Task to complete: Output all lines exactly.

(Extracted data entries)
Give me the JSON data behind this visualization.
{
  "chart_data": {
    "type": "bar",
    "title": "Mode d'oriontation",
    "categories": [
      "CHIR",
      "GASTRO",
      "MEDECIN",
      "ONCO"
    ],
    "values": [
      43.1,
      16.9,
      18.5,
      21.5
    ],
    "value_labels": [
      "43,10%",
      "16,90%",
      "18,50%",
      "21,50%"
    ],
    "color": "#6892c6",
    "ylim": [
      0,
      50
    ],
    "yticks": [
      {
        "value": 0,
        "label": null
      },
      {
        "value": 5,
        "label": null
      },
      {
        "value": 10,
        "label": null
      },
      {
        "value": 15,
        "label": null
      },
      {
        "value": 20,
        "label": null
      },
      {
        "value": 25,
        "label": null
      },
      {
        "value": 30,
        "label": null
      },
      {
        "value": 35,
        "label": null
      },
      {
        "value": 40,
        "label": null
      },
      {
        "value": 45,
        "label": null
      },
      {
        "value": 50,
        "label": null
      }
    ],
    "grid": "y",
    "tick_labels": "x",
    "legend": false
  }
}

Reply to the task:
Give me the JSON data behind this visualization.
{
  "chart_data": {
    "type": "bar",
    "title": "Mode d'oriontation",
    "categories": [
      "CHIR",
      "GASTRO",
      "MEDECIN",
      "ONCO"
    ],
    "values": [
      43.1,
      16.9,
      18.5,
      21.5
    ],
    "value_labels": [
      "43,10%",
      "16,90%",
      "18,50%",
      "21,50%"
    ],
    "color": "#6892c6",
    "ylim": [
      0,
      50
    ],
    "yticks": [
      {
        "value": 0,
        "label": null
      },
      {
        "value": 5,
        "label": null
      },
      {
        "value": 10,
        "label": null
      },
      {
        "value": 15,
        "label": null
      },
      {
        "value": 20,
        "label": null
      },
      {
        "value": 25,
        "label": null
      },
      {
        "value": 30,
        "label": null
      },
      {
        "value": 35,
        "label": null
      },
      {
        "value": 40,
        "label": null
      },
      {
        "value": 45,
        "label": null
      },
      {
        "value": 50,
        "label": null
      }
    ],
    "grid": "y",
    "tick_labels": "x",
    "legend": false
  }
}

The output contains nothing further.